EXERCISE DESCRIPTION: Please find all lines in the data that hold the string "служащий" and copy them.

──────

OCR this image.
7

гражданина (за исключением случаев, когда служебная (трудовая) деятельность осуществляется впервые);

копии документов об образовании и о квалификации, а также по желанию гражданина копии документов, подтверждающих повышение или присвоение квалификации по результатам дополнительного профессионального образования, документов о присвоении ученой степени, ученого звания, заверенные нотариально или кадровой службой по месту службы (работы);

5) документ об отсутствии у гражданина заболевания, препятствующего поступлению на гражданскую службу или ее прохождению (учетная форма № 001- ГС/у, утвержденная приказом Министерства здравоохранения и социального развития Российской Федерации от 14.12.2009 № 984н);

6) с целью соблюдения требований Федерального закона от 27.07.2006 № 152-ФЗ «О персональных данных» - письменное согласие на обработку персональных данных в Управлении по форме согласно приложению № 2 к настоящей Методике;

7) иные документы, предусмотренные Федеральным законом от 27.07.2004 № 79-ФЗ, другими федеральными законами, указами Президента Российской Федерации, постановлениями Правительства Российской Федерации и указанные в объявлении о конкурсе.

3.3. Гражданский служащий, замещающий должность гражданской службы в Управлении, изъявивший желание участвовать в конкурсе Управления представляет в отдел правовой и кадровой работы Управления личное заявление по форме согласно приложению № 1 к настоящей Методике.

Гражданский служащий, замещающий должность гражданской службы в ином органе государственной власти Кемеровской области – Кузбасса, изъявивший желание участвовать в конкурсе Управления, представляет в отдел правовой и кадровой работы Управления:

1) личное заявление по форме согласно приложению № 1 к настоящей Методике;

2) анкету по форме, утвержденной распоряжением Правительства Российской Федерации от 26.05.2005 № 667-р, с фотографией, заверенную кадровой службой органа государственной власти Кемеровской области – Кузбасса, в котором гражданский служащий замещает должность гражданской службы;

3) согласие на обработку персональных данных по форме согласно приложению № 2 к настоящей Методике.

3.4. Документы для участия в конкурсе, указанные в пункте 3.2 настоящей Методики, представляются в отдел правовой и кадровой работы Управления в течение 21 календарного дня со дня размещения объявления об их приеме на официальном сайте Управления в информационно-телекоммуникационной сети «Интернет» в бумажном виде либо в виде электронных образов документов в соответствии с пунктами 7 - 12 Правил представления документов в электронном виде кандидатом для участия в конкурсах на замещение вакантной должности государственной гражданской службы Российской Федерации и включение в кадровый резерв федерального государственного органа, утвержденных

──────

FULL OUTPUT:
3.3. Гражданский служащий, замещающий должность гражданской службы в Управлении, изъявивший желание участвовать в конкурсе Управления представляет в отдел правовой и кадровой работы Управления личное заявление по форме согласно приложению № 1 к настоящей Методике.
Гражданский служащий, замещающий должность гражданской службы в ином органе государственной власти Кемеровской области – Кузбасса, изъявивший желание участвовать в конкурсе Управления, представляет в отдел правовой и кадровой работы Управления:
2) анкету по форме, утвержденной распоряжением Правительства Российской Федерации от 26.05.2005 № 667-р, с фотографией, заверенную кадровой службой органа государственной власти Кемеровской области – Кузбасса, в котором гражданский служащий замещает должность гражданской службы;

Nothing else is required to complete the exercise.